------ INPUT

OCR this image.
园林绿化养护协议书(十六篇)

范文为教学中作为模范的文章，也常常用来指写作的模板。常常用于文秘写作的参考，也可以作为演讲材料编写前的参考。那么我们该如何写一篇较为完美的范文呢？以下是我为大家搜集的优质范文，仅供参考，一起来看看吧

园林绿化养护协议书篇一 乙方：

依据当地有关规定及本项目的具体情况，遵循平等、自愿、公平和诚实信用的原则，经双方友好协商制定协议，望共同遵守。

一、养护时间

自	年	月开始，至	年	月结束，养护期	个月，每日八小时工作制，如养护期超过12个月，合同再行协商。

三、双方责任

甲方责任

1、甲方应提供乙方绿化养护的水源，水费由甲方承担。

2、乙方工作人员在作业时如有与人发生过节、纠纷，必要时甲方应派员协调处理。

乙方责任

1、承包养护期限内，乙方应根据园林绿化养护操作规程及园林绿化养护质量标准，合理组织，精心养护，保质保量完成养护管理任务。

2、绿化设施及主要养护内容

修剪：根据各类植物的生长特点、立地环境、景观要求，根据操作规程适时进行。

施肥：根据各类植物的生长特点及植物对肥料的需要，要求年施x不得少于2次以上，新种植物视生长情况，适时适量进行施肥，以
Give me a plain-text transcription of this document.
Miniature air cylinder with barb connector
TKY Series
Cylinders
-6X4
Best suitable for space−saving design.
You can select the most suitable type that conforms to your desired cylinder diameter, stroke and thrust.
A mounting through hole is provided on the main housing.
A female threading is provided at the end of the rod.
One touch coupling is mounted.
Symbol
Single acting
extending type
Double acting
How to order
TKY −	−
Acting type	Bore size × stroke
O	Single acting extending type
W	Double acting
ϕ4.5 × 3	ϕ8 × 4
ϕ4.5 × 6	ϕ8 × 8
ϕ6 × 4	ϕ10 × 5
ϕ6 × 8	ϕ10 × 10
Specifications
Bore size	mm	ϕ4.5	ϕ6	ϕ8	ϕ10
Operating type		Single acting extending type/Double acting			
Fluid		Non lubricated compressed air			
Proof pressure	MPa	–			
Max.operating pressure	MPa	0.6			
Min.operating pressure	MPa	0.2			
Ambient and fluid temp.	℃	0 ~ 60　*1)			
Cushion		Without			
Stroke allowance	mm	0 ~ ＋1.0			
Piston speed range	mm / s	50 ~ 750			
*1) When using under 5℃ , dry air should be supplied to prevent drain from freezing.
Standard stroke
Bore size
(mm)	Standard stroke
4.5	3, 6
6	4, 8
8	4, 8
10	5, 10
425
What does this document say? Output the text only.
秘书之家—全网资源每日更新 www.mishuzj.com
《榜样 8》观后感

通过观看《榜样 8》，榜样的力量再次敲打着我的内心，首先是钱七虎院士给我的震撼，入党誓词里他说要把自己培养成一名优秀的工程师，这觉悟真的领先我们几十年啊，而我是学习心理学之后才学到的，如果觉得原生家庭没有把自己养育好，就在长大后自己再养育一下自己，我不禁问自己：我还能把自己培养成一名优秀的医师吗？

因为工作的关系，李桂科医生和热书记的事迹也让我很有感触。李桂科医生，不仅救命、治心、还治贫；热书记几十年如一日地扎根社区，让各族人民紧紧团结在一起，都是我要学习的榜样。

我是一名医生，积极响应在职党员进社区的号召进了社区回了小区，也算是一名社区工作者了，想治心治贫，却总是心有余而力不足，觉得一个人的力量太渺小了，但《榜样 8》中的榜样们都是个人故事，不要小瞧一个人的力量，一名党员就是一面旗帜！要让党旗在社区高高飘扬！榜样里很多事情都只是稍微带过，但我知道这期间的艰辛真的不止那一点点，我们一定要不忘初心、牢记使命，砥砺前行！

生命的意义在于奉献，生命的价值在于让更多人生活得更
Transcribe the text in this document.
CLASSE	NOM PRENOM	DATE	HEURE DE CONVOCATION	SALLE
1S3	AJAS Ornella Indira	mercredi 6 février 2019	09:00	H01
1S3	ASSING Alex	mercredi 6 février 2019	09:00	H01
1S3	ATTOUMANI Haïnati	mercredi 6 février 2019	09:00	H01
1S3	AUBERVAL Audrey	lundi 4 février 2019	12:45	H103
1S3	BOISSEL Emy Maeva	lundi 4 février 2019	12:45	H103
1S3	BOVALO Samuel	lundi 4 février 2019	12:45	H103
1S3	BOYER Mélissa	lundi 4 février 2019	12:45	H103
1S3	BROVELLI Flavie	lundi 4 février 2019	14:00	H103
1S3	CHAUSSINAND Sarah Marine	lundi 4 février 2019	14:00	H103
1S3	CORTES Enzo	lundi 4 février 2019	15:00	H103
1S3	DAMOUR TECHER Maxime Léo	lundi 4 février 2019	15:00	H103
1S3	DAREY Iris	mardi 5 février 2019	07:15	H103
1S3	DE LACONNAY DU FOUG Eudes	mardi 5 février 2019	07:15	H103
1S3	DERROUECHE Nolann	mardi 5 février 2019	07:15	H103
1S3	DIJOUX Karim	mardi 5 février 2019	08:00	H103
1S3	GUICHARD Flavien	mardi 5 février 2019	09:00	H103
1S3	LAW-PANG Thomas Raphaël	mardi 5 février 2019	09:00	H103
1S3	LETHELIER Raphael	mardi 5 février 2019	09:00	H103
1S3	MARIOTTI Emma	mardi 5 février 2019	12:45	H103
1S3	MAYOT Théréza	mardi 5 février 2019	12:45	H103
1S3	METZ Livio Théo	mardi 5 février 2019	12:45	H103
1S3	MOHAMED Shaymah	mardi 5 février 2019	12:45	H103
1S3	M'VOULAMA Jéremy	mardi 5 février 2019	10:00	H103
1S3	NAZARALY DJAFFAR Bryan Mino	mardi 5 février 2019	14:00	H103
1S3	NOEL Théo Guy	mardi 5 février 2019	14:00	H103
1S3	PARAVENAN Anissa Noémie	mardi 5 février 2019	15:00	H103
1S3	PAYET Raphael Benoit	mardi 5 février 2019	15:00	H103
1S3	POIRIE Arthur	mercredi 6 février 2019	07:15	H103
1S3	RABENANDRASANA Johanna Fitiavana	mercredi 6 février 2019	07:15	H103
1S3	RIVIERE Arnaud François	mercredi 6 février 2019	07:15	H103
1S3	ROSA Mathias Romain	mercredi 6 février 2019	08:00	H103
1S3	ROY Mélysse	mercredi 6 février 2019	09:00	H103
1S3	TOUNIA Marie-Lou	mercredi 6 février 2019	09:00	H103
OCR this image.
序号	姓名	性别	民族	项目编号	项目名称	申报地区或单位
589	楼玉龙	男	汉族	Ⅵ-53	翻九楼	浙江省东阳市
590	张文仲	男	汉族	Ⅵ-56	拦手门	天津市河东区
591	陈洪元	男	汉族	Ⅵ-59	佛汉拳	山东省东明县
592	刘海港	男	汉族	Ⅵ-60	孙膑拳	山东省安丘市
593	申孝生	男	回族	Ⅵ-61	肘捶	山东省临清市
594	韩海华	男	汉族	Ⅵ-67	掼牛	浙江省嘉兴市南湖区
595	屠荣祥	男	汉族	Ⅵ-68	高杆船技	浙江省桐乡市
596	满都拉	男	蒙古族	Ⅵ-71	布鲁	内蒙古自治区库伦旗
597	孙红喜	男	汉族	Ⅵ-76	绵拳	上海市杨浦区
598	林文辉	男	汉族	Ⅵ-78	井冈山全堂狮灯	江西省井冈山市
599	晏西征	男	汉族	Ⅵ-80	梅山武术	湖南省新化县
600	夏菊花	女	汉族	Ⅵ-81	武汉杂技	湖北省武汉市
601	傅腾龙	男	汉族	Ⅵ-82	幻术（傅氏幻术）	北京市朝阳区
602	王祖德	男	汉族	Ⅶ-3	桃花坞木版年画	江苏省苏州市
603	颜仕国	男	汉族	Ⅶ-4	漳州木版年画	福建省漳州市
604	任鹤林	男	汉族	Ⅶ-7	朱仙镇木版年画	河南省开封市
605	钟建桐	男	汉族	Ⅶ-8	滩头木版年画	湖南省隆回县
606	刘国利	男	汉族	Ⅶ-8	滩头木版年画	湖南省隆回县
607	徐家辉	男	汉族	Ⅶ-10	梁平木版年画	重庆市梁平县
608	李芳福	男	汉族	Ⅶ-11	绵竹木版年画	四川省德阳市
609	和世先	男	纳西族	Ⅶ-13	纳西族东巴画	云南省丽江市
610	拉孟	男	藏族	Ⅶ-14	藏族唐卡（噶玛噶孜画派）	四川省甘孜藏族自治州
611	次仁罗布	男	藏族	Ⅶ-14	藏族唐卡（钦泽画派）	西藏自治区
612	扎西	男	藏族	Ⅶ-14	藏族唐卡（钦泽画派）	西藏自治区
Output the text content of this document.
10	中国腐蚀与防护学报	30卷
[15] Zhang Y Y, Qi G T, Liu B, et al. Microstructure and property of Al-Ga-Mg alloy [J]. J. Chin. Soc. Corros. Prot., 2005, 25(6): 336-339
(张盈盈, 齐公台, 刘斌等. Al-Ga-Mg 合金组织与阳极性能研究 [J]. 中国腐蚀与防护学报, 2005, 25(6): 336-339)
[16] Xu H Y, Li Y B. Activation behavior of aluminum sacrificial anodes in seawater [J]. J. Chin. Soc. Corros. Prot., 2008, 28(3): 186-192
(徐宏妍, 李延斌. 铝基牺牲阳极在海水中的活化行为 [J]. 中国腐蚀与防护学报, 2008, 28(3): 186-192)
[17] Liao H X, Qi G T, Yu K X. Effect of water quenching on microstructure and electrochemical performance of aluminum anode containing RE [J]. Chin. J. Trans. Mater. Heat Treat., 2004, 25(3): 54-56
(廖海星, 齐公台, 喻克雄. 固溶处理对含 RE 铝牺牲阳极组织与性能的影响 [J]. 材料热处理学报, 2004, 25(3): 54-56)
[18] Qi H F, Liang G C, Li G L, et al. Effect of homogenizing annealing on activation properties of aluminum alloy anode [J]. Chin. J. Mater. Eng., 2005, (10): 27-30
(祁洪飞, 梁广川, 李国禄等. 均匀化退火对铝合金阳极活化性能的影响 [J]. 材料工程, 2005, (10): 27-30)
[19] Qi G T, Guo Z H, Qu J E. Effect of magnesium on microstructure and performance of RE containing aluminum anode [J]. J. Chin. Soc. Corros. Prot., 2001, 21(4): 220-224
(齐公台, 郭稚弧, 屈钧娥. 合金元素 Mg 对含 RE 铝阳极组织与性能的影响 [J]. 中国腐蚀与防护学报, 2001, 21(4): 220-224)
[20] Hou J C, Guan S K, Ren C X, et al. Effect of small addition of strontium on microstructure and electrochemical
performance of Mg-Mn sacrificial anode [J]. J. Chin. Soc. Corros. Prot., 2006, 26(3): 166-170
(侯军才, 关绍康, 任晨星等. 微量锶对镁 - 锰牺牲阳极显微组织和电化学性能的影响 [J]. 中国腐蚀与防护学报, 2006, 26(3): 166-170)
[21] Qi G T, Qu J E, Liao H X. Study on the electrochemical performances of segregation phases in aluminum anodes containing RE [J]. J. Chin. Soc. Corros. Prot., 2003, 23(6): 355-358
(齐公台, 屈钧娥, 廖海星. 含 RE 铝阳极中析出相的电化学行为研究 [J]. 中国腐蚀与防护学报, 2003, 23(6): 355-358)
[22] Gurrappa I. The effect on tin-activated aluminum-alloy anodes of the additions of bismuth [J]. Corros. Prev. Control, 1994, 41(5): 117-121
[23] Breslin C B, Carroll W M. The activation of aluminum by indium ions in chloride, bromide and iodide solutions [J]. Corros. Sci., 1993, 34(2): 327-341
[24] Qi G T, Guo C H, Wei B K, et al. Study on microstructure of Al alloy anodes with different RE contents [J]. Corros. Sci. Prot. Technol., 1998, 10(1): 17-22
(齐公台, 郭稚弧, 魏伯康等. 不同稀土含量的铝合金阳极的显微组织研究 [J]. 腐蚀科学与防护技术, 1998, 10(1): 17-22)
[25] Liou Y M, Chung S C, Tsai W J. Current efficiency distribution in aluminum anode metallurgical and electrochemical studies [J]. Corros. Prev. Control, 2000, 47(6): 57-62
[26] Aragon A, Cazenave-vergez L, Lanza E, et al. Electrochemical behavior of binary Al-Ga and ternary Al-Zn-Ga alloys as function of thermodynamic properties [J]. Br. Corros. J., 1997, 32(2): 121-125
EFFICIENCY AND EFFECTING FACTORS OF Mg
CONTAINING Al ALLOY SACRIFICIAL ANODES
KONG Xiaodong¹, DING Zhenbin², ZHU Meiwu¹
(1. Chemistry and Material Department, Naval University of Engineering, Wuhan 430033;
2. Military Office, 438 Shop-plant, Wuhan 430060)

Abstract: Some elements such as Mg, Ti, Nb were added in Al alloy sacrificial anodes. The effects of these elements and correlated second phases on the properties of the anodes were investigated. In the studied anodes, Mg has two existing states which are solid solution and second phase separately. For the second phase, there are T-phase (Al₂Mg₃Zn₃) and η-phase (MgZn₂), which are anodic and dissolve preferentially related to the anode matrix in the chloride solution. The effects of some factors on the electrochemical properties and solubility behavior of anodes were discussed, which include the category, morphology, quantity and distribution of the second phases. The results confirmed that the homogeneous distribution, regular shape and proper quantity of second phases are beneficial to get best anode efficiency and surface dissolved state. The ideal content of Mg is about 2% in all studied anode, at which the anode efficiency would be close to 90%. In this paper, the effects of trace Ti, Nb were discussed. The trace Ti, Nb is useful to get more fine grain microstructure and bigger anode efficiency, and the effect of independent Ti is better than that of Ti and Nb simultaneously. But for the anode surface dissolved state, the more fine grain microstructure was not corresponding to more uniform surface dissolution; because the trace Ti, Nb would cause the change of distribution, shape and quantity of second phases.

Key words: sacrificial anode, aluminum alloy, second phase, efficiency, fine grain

------------

Return each line in the records that holds the string "西藏自治区".

EXERCISE RESPONSE:
611	次仁罗布	男	藏族	Ⅶ-14	藏族唐卡（钦泽画派）	西藏自治区
612	扎西	男	藏族	Ⅶ-14	藏族唐卡（钦泽画派）	西藏自治区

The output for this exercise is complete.